**Your objective**.
Select, from the material below, each line with "chauffant" in it.

====

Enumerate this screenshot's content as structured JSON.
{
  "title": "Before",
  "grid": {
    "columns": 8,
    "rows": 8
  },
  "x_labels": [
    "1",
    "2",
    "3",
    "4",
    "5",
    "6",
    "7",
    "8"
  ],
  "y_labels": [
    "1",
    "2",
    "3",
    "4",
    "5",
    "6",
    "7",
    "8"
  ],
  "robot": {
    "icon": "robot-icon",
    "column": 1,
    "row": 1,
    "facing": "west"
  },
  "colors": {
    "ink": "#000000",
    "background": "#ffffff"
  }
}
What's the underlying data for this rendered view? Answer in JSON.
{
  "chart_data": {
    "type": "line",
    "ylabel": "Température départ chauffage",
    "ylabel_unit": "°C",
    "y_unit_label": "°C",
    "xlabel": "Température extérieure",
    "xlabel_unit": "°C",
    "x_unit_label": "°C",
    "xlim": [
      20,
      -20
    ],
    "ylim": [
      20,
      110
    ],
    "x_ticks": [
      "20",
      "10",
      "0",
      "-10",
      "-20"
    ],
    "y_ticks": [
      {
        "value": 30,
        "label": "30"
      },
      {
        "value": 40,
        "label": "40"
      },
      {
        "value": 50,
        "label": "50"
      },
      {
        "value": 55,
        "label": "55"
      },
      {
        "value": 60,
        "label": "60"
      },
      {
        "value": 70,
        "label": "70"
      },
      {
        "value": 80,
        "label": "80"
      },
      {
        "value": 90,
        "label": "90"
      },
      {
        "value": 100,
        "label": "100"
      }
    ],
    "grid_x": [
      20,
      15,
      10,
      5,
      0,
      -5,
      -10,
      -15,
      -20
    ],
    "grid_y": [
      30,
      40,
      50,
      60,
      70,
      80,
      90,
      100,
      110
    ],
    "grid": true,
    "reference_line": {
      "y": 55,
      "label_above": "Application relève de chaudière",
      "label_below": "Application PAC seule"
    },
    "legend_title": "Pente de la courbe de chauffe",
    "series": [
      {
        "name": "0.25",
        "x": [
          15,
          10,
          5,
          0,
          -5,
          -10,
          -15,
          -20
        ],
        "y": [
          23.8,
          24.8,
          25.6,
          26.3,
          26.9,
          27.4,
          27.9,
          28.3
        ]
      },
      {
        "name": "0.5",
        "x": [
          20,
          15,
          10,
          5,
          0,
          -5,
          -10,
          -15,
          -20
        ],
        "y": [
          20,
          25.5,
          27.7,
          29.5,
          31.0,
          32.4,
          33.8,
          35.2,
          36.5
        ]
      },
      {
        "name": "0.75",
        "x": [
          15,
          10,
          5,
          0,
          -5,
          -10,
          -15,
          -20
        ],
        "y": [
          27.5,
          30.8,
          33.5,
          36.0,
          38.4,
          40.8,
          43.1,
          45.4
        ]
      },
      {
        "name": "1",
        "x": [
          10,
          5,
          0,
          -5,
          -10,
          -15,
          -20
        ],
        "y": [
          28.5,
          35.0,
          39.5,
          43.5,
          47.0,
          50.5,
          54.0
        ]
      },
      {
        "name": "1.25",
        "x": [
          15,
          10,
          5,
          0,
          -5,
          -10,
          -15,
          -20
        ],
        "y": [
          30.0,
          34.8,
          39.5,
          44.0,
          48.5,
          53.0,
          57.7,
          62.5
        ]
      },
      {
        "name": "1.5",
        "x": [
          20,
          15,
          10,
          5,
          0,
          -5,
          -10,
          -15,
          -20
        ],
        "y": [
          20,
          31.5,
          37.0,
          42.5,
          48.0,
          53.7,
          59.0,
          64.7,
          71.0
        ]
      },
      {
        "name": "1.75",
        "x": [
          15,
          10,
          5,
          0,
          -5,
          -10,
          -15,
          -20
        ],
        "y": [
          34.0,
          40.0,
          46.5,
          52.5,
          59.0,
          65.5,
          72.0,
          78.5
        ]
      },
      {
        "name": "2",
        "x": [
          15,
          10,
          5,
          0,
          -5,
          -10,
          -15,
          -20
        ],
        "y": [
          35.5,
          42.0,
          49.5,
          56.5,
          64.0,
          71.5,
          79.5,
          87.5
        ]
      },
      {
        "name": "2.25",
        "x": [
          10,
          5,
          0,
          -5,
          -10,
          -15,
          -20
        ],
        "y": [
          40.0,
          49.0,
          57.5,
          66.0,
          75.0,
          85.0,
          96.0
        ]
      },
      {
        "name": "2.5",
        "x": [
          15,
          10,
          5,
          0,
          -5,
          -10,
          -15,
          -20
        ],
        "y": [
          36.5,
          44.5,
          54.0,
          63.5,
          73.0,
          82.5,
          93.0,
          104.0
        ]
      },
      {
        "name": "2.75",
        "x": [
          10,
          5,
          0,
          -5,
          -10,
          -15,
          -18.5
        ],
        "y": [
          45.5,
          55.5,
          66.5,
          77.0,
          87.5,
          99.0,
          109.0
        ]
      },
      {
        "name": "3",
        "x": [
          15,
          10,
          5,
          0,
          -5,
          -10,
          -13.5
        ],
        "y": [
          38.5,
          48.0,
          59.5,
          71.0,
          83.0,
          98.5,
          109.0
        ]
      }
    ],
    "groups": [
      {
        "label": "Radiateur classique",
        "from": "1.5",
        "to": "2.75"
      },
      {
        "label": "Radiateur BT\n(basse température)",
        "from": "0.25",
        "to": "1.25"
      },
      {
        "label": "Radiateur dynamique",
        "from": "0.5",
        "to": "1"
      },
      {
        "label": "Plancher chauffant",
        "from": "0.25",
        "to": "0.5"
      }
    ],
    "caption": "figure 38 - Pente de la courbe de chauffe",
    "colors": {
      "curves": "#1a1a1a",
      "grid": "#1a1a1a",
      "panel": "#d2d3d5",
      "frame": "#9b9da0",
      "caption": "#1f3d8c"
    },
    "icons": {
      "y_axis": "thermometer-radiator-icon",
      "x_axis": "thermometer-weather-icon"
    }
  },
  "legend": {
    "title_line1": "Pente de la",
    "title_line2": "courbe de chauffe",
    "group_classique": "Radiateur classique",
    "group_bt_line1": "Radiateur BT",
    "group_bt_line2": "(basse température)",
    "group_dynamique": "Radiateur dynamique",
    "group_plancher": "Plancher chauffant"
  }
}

====

**Answer to the exercise**.
        "label": "Plancher chauffant",
    "group_plancher": "Plancher chauffant"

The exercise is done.